Dataset entries

========

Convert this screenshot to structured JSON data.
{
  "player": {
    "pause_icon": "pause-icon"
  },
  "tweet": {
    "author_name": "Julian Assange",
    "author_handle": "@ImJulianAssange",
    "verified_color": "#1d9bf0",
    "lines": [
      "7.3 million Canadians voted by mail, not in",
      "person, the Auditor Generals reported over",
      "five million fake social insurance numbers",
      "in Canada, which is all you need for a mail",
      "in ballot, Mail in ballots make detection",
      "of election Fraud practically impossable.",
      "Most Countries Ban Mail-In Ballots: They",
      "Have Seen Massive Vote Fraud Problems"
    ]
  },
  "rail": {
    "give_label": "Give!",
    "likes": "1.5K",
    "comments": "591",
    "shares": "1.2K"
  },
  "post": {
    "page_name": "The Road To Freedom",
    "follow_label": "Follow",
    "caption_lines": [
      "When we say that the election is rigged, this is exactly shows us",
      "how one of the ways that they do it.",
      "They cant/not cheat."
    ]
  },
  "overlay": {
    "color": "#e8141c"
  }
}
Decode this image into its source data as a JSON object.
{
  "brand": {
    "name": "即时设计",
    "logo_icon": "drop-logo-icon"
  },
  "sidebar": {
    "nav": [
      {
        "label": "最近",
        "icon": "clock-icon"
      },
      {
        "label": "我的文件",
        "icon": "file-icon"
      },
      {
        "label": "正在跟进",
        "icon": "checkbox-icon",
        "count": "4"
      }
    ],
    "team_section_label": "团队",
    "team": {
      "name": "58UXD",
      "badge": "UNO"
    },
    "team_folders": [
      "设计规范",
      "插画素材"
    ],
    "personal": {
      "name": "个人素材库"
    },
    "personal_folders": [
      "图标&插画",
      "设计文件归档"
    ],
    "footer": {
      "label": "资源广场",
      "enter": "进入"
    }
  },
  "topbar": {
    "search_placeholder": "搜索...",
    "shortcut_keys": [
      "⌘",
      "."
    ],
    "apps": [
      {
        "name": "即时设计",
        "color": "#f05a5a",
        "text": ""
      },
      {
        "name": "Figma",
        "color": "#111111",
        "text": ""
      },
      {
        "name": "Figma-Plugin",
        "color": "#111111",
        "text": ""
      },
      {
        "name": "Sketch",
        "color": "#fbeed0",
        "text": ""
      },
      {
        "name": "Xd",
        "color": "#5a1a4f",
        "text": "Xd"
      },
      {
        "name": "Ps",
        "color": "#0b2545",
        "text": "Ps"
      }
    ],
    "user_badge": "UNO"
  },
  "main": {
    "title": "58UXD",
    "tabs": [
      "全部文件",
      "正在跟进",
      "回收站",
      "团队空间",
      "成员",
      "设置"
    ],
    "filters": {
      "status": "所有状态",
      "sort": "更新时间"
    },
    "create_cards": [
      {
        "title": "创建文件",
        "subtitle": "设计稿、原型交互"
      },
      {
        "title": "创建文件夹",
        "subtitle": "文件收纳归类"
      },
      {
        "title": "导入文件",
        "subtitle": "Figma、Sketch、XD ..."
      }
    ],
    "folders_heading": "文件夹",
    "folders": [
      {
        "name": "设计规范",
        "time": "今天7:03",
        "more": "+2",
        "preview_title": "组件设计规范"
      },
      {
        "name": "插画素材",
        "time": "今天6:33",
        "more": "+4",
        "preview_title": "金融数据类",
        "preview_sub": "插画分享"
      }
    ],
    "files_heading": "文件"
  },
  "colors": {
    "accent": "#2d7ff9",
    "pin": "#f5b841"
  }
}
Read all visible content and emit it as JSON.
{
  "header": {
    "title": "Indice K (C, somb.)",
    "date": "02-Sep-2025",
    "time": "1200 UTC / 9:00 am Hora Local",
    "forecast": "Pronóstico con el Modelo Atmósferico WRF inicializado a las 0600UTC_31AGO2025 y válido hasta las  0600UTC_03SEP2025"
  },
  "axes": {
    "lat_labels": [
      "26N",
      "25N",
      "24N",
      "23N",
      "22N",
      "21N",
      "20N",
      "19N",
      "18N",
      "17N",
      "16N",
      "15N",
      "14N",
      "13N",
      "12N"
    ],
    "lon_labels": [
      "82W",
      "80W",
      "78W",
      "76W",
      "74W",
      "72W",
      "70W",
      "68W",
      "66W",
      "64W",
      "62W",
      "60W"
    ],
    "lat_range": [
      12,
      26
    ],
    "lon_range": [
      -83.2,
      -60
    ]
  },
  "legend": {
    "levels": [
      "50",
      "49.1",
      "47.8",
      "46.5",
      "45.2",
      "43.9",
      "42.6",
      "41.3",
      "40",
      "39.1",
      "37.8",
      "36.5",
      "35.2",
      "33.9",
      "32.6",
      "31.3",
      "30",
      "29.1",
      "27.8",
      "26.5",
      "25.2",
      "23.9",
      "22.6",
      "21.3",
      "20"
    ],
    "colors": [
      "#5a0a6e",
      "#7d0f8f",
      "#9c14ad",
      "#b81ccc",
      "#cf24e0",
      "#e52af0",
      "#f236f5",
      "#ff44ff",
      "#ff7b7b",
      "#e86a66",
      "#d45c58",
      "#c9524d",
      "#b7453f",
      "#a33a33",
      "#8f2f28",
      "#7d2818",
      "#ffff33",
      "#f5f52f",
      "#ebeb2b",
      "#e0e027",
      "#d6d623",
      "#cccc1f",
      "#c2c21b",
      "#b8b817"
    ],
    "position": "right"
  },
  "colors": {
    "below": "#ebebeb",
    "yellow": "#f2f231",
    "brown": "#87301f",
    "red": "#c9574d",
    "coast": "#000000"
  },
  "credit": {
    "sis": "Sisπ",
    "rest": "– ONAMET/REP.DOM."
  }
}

========

Extract the entries above verbatim.

Convert this screenshot to structured JSON data.
{
  "player": {
    "pause_icon": "pause-icon"
  },
  "tweet": {
    "author_name": "Julian Assange",
    "author_handle": "@ImJulianAssange",
    "verified_color": "#1d9bf0",
    "lines": [
      "7.3 million Canadians voted by mail, not in",
      "person, the Auditor Generals reported over",
      "five million fake social insurance numbers",
      "in Canada, which is all you need for a mail",
      "in ballot, Mail in ballots make detection",
      "of election Fraud practically impossable.",
      "Most Countries Ban Mail-In Ballots: They",
      "Have Seen Massive Vote Fraud Problems"
    ]
  },
  "rail": {
    "give_label": "Give!",
    "likes": "1.5K",
    "comments": "591",
    "shares": "1.2K"
  },
  "post": {
    "page_name": "The Road To Freedom",
    "follow_label": "Follow",
    "caption_lines": [
      "When we say that the election is rigged, this is exactly shows us",
      "how one of the ways that they do it.",
      "They cant/not cheat."
    ]
  },
  "overlay": {
    "color": "#e8141c"
  }
}
Decode this image into its source data as a JSON object.
{
  "brand": {
    "name": "即时设计",
    "logo_icon": "drop-logo-icon"
  },
  "sidebar": {
    "nav": [
      {
        "label": "最近",
        "icon": "clock-icon"
      },
      {
        "label": "我的文件",
        "icon": "file-icon"
      },
      {
        "label": "正在跟进",
        "icon": "checkbox-icon",
        "count": "4"
      }
    ],
    "team_section_label": "团队",
    "team": {
      "name": "58UXD",
      "badge": "UNO"
    },
    "team_folders": [
      "设计规范",
      "插画素材"
    ],
    "personal": {
      "name": "个人素材库"
    },
    "personal_folders": [
      "图标&插画",
      "设计文件归档"
    ],
    "footer": {
      "label": "资源广场",
      "enter": "进入"
    }
  },
  "topbar": {
    "search_placeholder": "搜索...",
    "shortcut_keys": [
      "⌘",
      "."
    ],
    "apps": [
      {
        "name": "即时设计",
        "color": "#f05a5a",
        "text": ""
      },
      {
        "name": "Figma",
        "color": "#111111",
        "text": ""
      },
      {
        "name": "Figma-Plugin",
        "color": "#111111",
        "text": ""
      },
      {
        "name": "Sketch",
        "color": "#fbeed0",
        "text": ""
      },
      {
        "name": "Xd",
        "color": "#5a1a4f",
        "text": "Xd"
      },
      {
        "name": "Ps",
        "color": "#0b2545",
        "text": "Ps"
      }
    ],
    "user_badge": "UNO"
  },
  "main": {
    "title": "58UXD",
    "tabs": [
      "全部文件",
      "正在跟进",
      "回收站",
      "团队空间",
      "成员",
      "设置"
    ],
    "filters": {
      "status": "所有状态",
      "sort": "更新时间"
    },
    "create_cards": [
      {
        "title": "创建文件",
        "subtitle": "设计稿、原型交互"
      },
      {
        "title": "创建文件夹",
        "subtitle": "文件收纳归类"
      },
      {
        "title": "导入文件",
        "subtitle": "Figma、Sketch、XD ..."
      }
    ],
    "folders_heading": "文件夹",
    "folders": [
      {
        "name": "设计规范",
        "time": "今天7:03",
        "more": "+2",
        "preview_title": "组件设计规范"
      },
      {
        "name": "插画素材",
        "time": "今天6:33",
        "more": "+4",
        "preview_title": "金融数据类",
        "preview_sub": "插画分享"
      }
    ],
    "files_heading": "文件"
  },
  "colors": {
    "accent": "#2d7ff9",
    "pin": "#f5b841"
  }
}
Read all visible content and emit it as JSON.
{
  "header": {
    "title": "Indice K (C, somb.)",
    "date": "02-Sep-2025",
    "time": "1200 UTC / 9:00 am Hora Local",
    "forecast": "Pronóstico con el Modelo Atmósferico WRF inicializado a las 0600UTC_31AGO2025 y válido hasta las  0600UTC_03SEP2025"
  },
  "axes": {
    "lat_labels": [
      "26N",
      "25N",
      "24N",
      "23N",
      "22N",
      "21N",
      "20N",
      "19N",
      "18N",
      "17N",
      "16N",
      "15N",
      "14N",
      "13N",
      "12N"
    ],
    "lon_labels": [
      "82W",
      "80W",
      "78W",
      "76W",
      "74W",
      "72W",
      "70W",
      "68W",
      "66W",
      "64W",
      "62W",
      "60W"
    ],
    "lat_range": [
      12,
      26
    ],
    "lon_range": [
      -83.2,
      -60
    ]
  },
  "legend": {
    "levels": [
      "50",
      "49.1",
      "47.8",
      "46.5",
      "45.2",
      "43.9",
      "42.6",
      "41.3",
      "40",
      "39.1",
      "37.8",
      "36.5",
      "35.2",
      "33.9",
      "32.6",
      "31.3",
      "30",
      "29.1",
      "27.8",
      "26.5",
      "25.2",
      "23.9",
      "22.6",
      "21.3",
      "20"
    ],
    "colors": [
      "#5a0a6e",
      "#7d0f8f",
      "#9c14ad",
      "#b81ccc",
      "#cf24e0",
      "#e52af0",
      "#f236f5",
      "#ff44ff",
      "#ff7b7b",
      "#e86a66",
      "#d45c58",
      "#c9524d",
      "#b7453f",
      "#a33a33",
      "#8f2f28",
      "#7d2818",
      "#ffff33",
      "#f5f52f",
      "#ebeb2b",
      "#e0e027",
      "#d6d623",
      "#cccc1f",
      "#c2c21b",
      "#b8b817"
    ],
    "position": "right"
  },
  "colors": {
    "below": "#ebebeb",
    "yellow": "#f2f231",
    "brown": "#87301f",
    "red": "#c9574d",
    "coast": "#000000"
  },
  "credit": {
    "sis": "Sisπ",
    "rest": "– ONAMET/REP.DOM."
  }
}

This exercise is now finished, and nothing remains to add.